Task statement: Revise the data below, changing every "Last Month Sales" to "Previous Month Sales" and keeping everything else as it is. Leave the pictures out of your answer.

# # # # # # #

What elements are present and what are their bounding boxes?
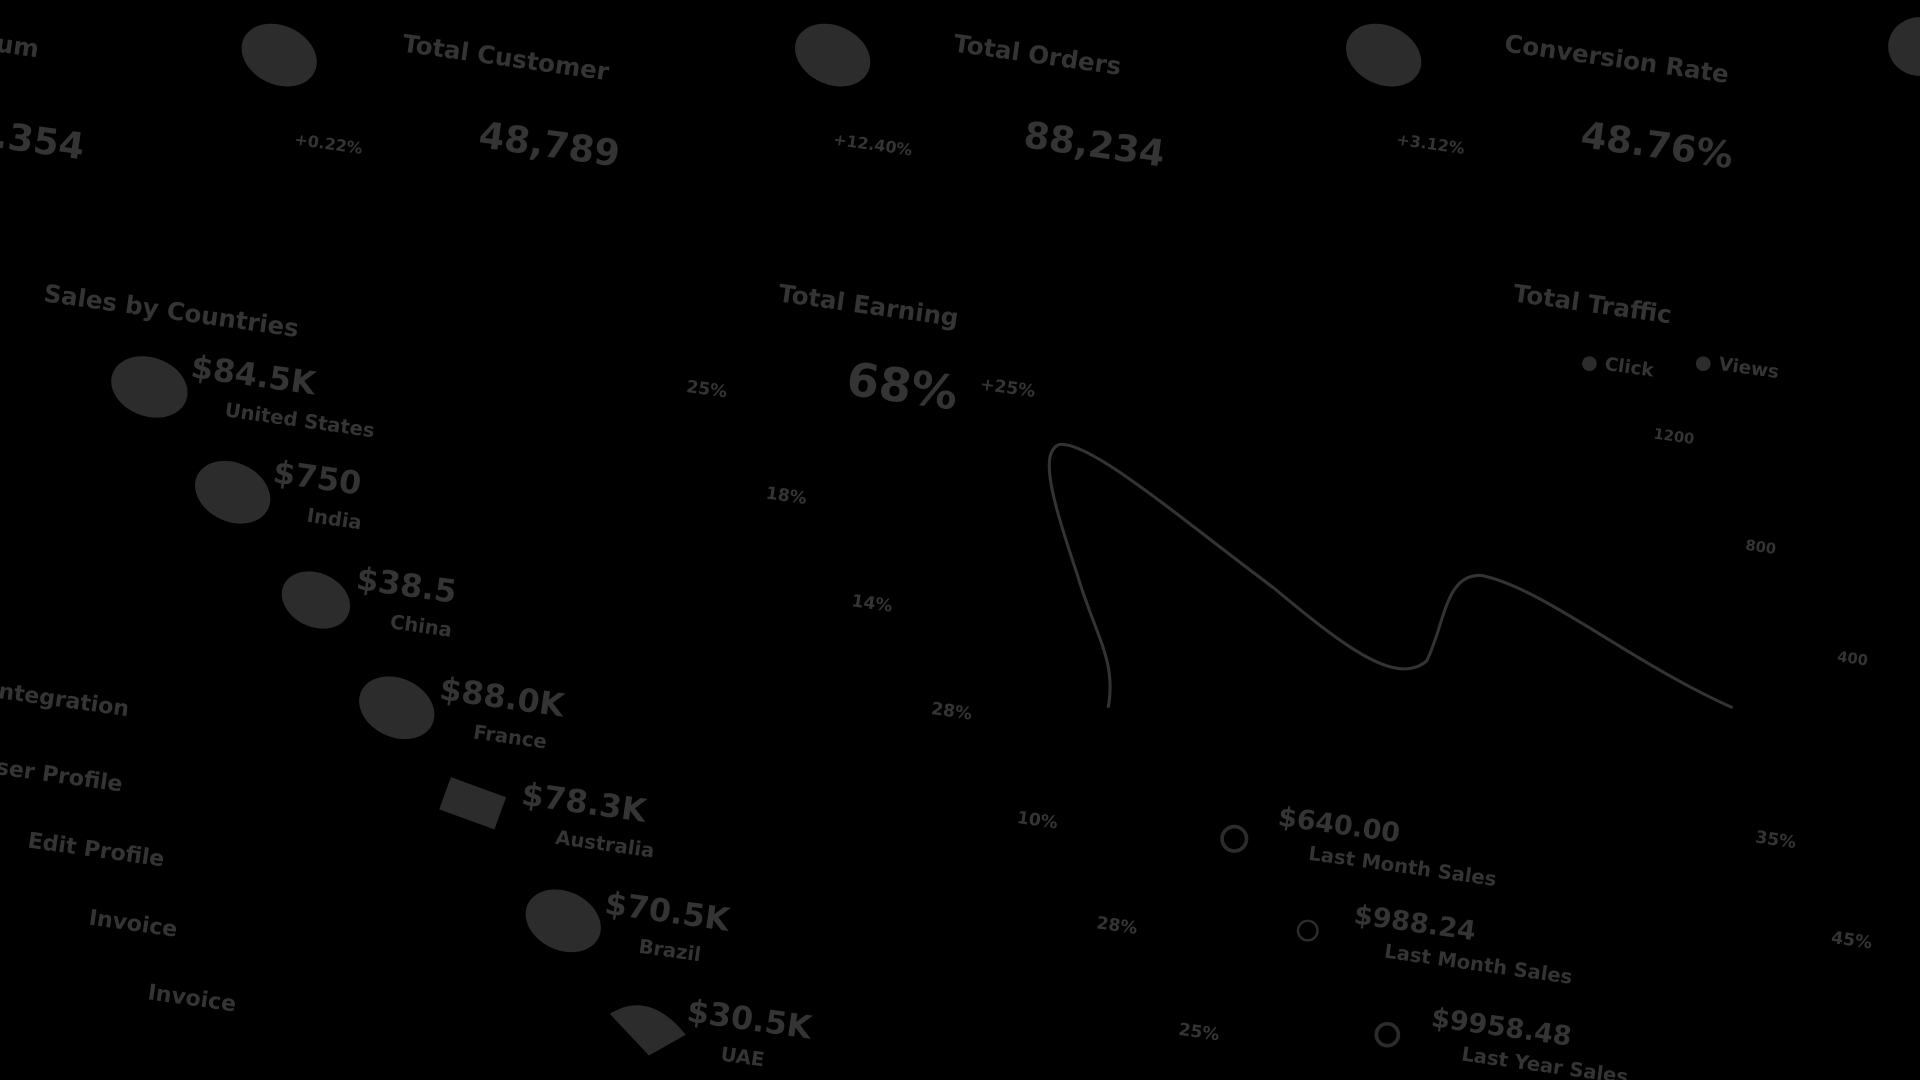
- country-value: $750: [271, 453, 364, 503]
- card-value: 88,234: [1021, 113, 1167, 175]
- earning-label: 25%: [1177, 1020, 1220, 1046]
- axis-tick: 800: [1744, 537, 1777, 558]
- earning-label: 25%: [685, 377, 728, 403]
- country-value: $84.5K: [189, 347, 320, 402]
- legend-label: Click: [1603, 354, 1655, 382]
- menu-item: Edit Profile: [26, 829, 166, 873]
- flag-icon: [281, 571, 351, 629]
- axis-tick: 400: [1836, 648, 1869, 669]
- card-value: .354: [0, 113, 87, 168]
- legend-dot: [1695, 356, 1711, 372]
- card-icon: [1888, 17, 1920, 76]
- card-title: Conversion Rate: [1503, 29, 1731, 89]
- summary-label: Last Month Sales: [1307, 842, 1498, 891]
- earning-label: 10%: [1016, 808, 1059, 834]
- flag-icon: [195, 460, 271, 524]
- earning-label: 28%: [930, 699, 973, 725]
- card-icon: [1346, 23, 1422, 87]
- menu-item: ser Profile: [0, 755, 124, 798]
- country-name: United States: [223, 399, 376, 443]
- summary-icon: [1296, 919, 1319, 942]
- country-name: Australia: [554, 826, 656, 863]
- country-name: France: [472, 721, 548, 754]
- earning-label: 14%: [850, 591, 893, 617]
- country-value: $38.5: [354, 559, 459, 611]
- flag-icon: [525, 889, 601, 953]
- traffic-curve: [1047, 442, 1734, 710]
- flag-icon: [359, 676, 435, 740]
- earning-value: 68%: [843, 352, 961, 421]
- section-title: Sales by Countries: [42, 278, 301, 343]
- card-change: +12.40%: [832, 130, 914, 160]
- country-value: $70.5K: [603, 884, 734, 939]
- flag-icon: [439, 777, 507, 830]
- summary-icon: [1220, 824, 1249, 853]
- country-value: $78.3K: [519, 775, 650, 830]
- menu-item: Invoice: [146, 980, 238, 1017]
- summary-value: $640.00: [1276, 802, 1402, 850]
- flag-icon: [609, 1005, 686, 1056]
- axis-tick: 1200: [1653, 425, 1696, 448]
- traffic-label: 35%: [1754, 828, 1797, 854]
- summary-value: $9958.48: [1429, 1002, 1573, 1052]
- legend-label: Views: [1717, 354, 1780, 383]
- country-name: China: [389, 610, 454, 641]
- card-title: Total Orders: [952, 29, 1123, 81]
- summary-icon: [1374, 1021, 1401, 1048]
- country-value: $30.5K: [685, 992, 816, 1047]
- country-name: Brazil: [637, 935, 702, 966]
- card-value: 48.76%: [1578, 113, 1735, 177]
- card-icon: [795, 23, 871, 87]
- summary-value: $988.24: [1352, 899, 1478, 947]
- summary-label: Last Month Sales: [1383, 940, 1574, 989]
- section-title: Total Traffic: [1511, 278, 1673, 329]
- card-value: 48,789: [476, 113, 622, 175]
- country-name: India: [305, 504, 363, 534]
- traffic-label: 45%: [1830, 928, 1873, 954]
- card-change: +0.22%: [293, 130, 364, 158]
- earning-label: 28%: [1095, 913, 1138, 939]
- section-title: Total Earning: [777, 278, 961, 332]
- earning-change: +25%: [979, 375, 1037, 403]
- earning-label: 18%: [765, 484, 808, 510]
- card-icon: [241, 23, 317, 87]
- menu-item: ntegration: [0, 679, 130, 722]
- card-title: um: [0, 29, 41, 64]
- legend-dot: [1582, 356, 1597, 372]
- country-value: $88.0K: [437, 669, 568, 724]
- menu-item: Invoice: [87, 906, 179, 943]
- country-name: UAE: [719, 1043, 766, 1072]
- card-change: +3.12%: [1395, 130, 1466, 158]
- flag-icon: [111, 356, 188, 418]
- card-title: Total Customer: [401, 29, 611, 87]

# # # # # # #

Written solution:
What elements are present and what are their bounding boxes?
- country-value: $750: [271, 453, 364, 503]
- card-value: 88,234: [1021, 113, 1167, 175]
- earning-label: 25%: [1177, 1020, 1220, 1046]
- axis-tick: 800: [1744, 537, 1777, 558]
- earning-label: 25%: [685, 377, 728, 403]
- country-value: $84.5K: [189, 347, 320, 402]
- legend-label: Click: [1603, 354, 1655, 382]
- menu-item: Edit Profile: [26, 829, 166, 873]
- flag-icon: [281, 571, 351, 629]
- axis-tick: 400: [1836, 648, 1869, 669]
- card-value: .354: [0, 113, 87, 168]
- legend-dot: [1695, 356, 1711, 372]
- card-icon: [1888, 17, 1920, 76]
- card-title: Conversion Rate: [1503, 29, 1731, 89]
- summary-label: Previous Month Sales: [1307, 842, 1498, 891]
- earning-label: 10%: [1016, 808, 1059, 834]
- flag-icon: [195, 460, 271, 524]
- earning-label: 28%: [930, 699, 973, 725]
- card-icon: [1346, 23, 1422, 87]
- menu-item: ser Profile: [0, 755, 124, 798]
- country-name: United States: [223, 399, 376, 443]
- summary-icon: [1296, 919, 1319, 942]
- country-name: Australia: [554, 826, 656, 863]
- country-name: France: [472, 721, 548, 754]
- earning-label: 14%: [850, 591, 893, 617]
- country-value: $38.5: [354, 559, 459, 611]
- flag-icon: [525, 889, 601, 953]
- traffic-curve: [1047, 442, 1734, 710]
- flag-icon: [359, 676, 435, 740]
- earning-value: 68%: [843, 352, 961, 421]
- section-title: Sales by Countries: [42, 278, 301, 343]
- card-change: +12.40%: [832, 130, 914, 160]
- country-value: $70.5K: [603, 884, 734, 939]
- flag-icon: [439, 777, 507, 830]
- summary-icon: [1220, 824, 1249, 853]
- country-value: $78.3K: [519, 775, 650, 830]
- menu-item: Invoice: [146, 980, 238, 1017]
- summary-value: $640.00: [1276, 802, 1402, 850]
- flag-icon: [609, 1005, 686, 1056]
- axis-tick: 1200: [1653, 425, 1696, 448]
- traffic-label: 35%: [1754, 828, 1797, 854]
- summary-value: $9958.48: [1429, 1002, 1573, 1052]
- legend-label: Views: [1717, 354, 1780, 383]
- country-name: China: [389, 610, 454, 641]
- card-title: Total Orders: [952, 29, 1123, 81]
- summary-icon: [1374, 1021, 1401, 1048]
- country-value: $30.5K: [685, 992, 816, 1047]
- country-name: Brazil: [637, 935, 702, 966]
- card-value: 48.76%: [1578, 113, 1735, 177]
- card-icon: [795, 23, 871, 87]
- summary-value: $988.24: [1352, 899, 1478, 947]
- summary-label: Previous Month Sales: [1383, 940, 1574, 989]
- section-title: Total Traffic: [1511, 278, 1673, 329]
- card-value: 48,789: [476, 113, 622, 175]
- country-name: India: [305, 504, 363, 534]
- traffic-label: 45%: [1830, 928, 1873, 954]
- card-change: +0.22%: [293, 130, 364, 158]
- earning-label: 28%: [1095, 913, 1138, 939]
- section-title: Total Earning: [777, 278, 961, 332]
- earning-change: +25%: [979, 375, 1037, 403]
- earning-label: 18%: [765, 484, 808, 510]
- card-icon: [241, 23, 317, 87]
- menu-item: ntegration: [0, 679, 130, 722]
- card-title: um: [0, 29, 41, 64]
- legend-dot: [1582, 356, 1597, 372]
- country-value: $88.0K: [437, 669, 568, 724]
- menu-item: Invoice: [87, 906, 179, 943]
- country-name: UAE: [719, 1043, 766, 1072]
- card-change: +3.12%: [1395, 130, 1466, 158]
- flag-icon: [111, 356, 188, 418]
- card-title: Total Customer: [401, 29, 611, 87]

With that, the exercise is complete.